# START OF SUPPLIED DATA

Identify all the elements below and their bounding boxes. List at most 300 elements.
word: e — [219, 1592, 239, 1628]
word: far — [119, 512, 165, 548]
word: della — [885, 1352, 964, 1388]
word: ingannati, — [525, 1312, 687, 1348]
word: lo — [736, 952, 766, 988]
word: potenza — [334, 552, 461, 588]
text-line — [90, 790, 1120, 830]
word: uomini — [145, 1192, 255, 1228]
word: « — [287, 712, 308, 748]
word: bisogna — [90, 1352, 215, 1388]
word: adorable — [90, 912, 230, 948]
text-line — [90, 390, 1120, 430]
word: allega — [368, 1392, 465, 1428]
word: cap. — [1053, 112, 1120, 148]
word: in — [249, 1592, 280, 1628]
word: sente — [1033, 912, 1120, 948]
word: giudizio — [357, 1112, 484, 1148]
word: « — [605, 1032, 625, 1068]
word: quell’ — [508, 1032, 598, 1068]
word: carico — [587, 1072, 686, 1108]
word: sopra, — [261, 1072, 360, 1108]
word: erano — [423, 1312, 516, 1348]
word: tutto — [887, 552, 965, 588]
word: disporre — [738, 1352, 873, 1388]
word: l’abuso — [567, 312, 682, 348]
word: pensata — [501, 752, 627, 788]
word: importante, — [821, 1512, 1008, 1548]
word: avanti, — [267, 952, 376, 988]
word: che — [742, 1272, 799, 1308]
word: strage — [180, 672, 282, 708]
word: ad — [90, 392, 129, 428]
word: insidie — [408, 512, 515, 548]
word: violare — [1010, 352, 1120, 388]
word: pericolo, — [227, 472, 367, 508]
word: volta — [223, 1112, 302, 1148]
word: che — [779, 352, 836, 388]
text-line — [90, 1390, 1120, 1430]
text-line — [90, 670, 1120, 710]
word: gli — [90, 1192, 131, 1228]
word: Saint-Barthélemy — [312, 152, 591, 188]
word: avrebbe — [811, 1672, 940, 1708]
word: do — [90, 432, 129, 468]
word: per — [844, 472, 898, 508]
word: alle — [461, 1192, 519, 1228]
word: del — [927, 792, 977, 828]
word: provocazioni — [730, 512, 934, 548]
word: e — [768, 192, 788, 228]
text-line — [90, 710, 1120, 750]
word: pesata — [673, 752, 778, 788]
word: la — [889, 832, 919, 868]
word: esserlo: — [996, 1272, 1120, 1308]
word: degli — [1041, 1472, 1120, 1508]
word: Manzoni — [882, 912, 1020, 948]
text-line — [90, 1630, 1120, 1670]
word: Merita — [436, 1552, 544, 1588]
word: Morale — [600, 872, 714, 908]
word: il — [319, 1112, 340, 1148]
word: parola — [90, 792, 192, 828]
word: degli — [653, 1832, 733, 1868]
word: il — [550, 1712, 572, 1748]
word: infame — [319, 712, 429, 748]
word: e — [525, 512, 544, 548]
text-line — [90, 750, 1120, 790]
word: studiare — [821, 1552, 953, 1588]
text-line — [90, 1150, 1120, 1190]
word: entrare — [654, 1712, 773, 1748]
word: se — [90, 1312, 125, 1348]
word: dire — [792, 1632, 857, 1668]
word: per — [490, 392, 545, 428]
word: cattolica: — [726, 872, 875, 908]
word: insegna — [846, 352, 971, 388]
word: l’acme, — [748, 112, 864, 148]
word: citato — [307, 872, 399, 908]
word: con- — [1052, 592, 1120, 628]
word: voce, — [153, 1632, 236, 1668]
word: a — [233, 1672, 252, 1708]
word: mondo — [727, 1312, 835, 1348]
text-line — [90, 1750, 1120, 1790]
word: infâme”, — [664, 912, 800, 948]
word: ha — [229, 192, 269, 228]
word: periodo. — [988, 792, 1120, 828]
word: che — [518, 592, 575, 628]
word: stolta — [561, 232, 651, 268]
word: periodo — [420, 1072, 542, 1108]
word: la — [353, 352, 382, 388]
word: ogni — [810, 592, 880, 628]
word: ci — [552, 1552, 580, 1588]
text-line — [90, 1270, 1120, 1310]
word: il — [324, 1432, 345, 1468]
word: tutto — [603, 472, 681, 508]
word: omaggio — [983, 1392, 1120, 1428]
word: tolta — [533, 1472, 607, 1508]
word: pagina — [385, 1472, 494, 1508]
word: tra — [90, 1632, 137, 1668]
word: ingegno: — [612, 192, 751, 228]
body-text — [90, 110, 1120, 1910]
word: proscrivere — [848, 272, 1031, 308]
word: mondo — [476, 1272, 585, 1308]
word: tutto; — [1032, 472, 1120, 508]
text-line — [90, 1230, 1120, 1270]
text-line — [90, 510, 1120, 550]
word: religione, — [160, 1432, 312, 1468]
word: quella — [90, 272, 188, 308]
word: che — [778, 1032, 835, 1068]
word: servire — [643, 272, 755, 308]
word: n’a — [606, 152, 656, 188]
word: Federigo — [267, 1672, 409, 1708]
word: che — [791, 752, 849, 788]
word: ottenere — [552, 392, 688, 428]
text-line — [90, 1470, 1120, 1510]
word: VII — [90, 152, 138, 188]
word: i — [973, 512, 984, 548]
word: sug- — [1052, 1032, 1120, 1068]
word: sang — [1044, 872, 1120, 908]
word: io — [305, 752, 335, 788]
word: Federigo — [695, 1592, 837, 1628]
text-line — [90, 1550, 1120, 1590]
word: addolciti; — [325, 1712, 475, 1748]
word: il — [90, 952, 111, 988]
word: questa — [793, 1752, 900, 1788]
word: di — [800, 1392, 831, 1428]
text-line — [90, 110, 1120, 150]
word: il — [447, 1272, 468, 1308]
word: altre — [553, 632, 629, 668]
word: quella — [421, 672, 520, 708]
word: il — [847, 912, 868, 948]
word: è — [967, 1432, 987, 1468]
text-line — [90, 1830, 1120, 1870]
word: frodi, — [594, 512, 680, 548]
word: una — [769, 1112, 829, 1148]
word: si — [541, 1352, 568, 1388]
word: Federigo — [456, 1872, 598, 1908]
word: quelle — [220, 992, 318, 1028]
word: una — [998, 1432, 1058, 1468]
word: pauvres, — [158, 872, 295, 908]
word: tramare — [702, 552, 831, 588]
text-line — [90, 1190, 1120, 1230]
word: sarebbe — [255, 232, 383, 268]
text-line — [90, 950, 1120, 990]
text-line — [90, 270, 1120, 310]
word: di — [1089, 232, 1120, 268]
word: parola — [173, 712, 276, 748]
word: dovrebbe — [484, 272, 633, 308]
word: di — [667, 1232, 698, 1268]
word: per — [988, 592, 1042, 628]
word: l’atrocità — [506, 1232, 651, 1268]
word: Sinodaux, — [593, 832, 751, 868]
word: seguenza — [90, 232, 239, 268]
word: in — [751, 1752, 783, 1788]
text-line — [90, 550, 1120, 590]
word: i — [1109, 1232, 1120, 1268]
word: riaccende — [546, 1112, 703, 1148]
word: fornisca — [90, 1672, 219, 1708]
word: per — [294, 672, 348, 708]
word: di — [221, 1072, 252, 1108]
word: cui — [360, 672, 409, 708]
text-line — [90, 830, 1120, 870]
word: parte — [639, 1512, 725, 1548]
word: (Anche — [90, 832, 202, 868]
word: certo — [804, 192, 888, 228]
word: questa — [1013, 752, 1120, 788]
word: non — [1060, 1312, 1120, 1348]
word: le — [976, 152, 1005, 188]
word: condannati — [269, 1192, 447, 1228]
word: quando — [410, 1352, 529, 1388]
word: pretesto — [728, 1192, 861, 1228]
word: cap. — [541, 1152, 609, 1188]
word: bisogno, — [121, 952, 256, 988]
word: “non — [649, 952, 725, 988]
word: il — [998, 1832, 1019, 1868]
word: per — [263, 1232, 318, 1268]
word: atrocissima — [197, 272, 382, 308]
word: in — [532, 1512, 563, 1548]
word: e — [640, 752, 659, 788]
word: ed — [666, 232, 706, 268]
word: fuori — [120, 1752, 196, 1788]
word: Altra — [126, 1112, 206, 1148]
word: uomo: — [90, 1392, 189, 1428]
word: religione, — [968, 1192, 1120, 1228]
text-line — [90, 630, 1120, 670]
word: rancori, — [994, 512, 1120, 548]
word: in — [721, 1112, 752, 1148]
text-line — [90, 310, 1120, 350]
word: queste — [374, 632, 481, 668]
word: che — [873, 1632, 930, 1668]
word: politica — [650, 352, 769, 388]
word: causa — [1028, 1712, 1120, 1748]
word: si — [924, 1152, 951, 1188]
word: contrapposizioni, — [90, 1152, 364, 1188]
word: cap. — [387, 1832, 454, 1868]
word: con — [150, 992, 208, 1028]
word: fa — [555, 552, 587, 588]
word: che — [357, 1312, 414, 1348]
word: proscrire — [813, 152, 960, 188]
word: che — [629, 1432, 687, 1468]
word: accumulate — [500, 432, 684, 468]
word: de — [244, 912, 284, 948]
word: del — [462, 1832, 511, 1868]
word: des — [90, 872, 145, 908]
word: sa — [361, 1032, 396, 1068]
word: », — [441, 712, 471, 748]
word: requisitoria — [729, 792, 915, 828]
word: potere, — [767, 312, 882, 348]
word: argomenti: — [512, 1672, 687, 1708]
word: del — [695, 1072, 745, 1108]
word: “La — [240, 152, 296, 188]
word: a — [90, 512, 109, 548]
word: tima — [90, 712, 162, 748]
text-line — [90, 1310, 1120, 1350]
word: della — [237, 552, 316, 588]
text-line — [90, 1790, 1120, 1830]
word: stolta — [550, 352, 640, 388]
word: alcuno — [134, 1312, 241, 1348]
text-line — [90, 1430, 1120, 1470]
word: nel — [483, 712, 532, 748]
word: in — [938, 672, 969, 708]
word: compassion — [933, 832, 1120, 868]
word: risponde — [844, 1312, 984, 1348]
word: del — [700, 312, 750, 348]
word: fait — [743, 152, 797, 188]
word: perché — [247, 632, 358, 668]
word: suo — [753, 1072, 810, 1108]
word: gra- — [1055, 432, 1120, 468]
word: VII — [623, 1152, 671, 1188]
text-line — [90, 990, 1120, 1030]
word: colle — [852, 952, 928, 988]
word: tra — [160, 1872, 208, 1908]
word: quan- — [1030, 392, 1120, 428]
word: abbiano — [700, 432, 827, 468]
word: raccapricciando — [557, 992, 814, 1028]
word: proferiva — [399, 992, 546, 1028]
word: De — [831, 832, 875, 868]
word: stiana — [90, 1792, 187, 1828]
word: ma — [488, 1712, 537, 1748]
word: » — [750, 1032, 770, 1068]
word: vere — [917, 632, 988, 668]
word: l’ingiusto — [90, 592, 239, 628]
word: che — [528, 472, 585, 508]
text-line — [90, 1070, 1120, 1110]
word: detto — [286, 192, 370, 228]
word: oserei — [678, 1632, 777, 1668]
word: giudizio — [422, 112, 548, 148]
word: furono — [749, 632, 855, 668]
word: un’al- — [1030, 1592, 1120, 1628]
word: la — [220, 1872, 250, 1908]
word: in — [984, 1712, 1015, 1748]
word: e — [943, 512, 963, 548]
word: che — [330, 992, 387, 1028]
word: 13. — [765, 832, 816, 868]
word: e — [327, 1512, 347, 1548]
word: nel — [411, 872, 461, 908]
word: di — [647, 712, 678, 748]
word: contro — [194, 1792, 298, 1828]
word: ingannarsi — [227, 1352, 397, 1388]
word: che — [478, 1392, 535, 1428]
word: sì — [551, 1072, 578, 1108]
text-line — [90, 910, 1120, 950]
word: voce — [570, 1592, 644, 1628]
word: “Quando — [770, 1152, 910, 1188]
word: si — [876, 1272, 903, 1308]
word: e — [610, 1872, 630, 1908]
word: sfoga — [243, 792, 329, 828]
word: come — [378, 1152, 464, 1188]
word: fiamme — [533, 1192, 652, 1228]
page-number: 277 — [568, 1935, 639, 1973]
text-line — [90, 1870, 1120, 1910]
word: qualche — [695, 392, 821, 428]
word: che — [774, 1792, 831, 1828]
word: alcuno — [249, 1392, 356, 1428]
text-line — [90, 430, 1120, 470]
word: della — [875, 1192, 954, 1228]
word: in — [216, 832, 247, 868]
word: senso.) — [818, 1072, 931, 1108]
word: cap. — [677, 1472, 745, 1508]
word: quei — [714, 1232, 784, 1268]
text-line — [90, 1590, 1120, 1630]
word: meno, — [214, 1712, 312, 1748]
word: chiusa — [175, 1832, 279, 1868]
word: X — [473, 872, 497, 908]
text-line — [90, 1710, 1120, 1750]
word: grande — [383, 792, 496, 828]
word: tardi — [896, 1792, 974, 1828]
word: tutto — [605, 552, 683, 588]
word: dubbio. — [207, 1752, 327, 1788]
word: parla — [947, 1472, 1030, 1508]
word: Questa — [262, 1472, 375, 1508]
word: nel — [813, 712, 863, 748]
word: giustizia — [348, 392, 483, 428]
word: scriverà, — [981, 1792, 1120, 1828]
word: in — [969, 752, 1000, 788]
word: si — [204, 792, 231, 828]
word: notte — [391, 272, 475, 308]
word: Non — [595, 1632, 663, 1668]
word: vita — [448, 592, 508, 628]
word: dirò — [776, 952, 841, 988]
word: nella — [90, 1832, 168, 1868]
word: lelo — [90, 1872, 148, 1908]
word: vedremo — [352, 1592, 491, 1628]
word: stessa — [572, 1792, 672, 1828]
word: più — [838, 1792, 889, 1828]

# END OF SUPPLIED DATA

PROBLEM DETAILS>
Copy the rows word for word, from the first one down through the row that contains "text-line — [90, 390, 1120, 430]", including both of those rows.

FULL RESPONSE>
Identify all the elements below and their bounding boxes. List at most 300 elements.
word: e — [219, 1592, 239, 1628]
word: far — [119, 512, 165, 548]
word: della — [885, 1352, 964, 1388]
word: ingannati, — [525, 1312, 687, 1348]
word: lo — [736, 952, 766, 988]
word: potenza — [334, 552, 461, 588]
text-line — [90, 790, 1120, 830]
word: uomini — [145, 1192, 255, 1228]
word: « — [287, 712, 308, 748]
word: bisogna — [90, 1352, 215, 1388]
word: adorable — [90, 912, 230, 948]
text-line — [90, 390, 1120, 430]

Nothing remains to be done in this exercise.